#### Record set ####

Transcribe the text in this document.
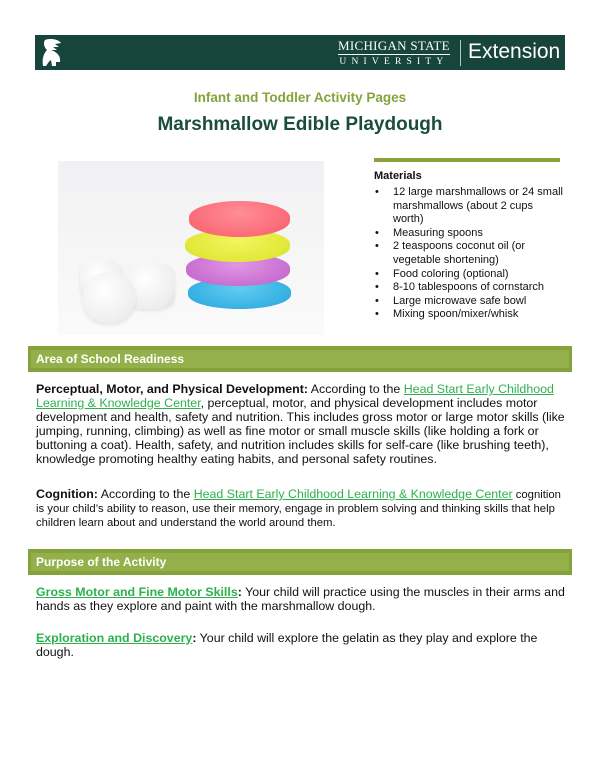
MICHIGAN STATE
UNIVERSITY Extension
Infant and Toddler Activity Pages
Marshmallow Edible Playdough
Materials
• 12 large marshmallows or 24 small marshmallows (about 2 cups worth)
• Measuring spoons
• 2 teaspoons coconut oil (or vegetable shortening)
• Food coloring (optional)
• 8-10 tablespoons of cornstarch
• Large microwave safe bowl
• Mixing spoon/mixer/whisk
Area of School Readiness
Perceptual, Motor, and Physical Development: According to the Head Start Early Childhood Learning & Knowledge Center, perceptual, motor, and physical development includes motor development and health, safety and nutrition. This includes gross motor or large motor skills (like jumping, running, climbing) as well as fine motor or small muscle skills (like holding a fork or buttoning a coat). Health, safety, and nutrition includes skills for self-care (like brushing teeth), knowledge promoting healthy eating habits, and personal safety routines.
Cognition: According to the Head Start Early Childhood Learning & Knowledge Center cognition is your child’s ability to reason, use their memory, engage in problem solving and thinking skills that help children learn about and understand the world around them.
Purpose of the Activity
Gross Motor and Fine Motor Skills: Your child will practice using the muscles in their arms and hands as they explore and paint with the marshmallow dough.
Exploration and Discovery: Your child will explore the gelatin as they play and explore the dough.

####

Exercise prompt> Leave out the pictures and restate everything else word for word.

Exercise output>
Transcribe the text in this document.
MICHIGAN STATE
UNIVERSITY Extension
Infant and Toddler Activity Pages
Marshmallow Edible Playdough
Materials
• 12 large marshmallows or 24 small marshmallows (about 2 cups worth)
• Measuring spoons
• 2 teaspoons coconut oil (or vegetable shortening)
• Food coloring (optional)
• 8-10 tablespoons of cornstarch
• Large microwave safe bowl
• Mixing spoon/mixer/whisk
Area of School Readiness
Perceptual, Motor, and Physical Development: According to the Head Start Early Childhood Learning & Knowledge Center, perceptual, motor, and physical development includes motor development and health, safety and nutrition. This includes gross motor or large motor skills (like jumping, running, climbing) as well as fine motor or small muscle skills (like holding a fork or buttoning a coat). Health, safety, and nutrition includes skills for self-care (like brushing teeth), knowledge promoting healthy eating habits, and personal safety routines.
Cognition: According to the Head Start Early Childhood Learning & Knowledge Center cognition is your child’s ability to reason, use their memory, engage in problem solving and thinking skills that help children learn about and understand the world around them.
Purpose of the Activity
Gross Motor and Fine Motor Skills: Your child will practice using the muscles in their arms and hands as they explore and paint with the marshmallow dough.
Exploration and Discovery: Your child will explore the gelatin as they play and explore the dough.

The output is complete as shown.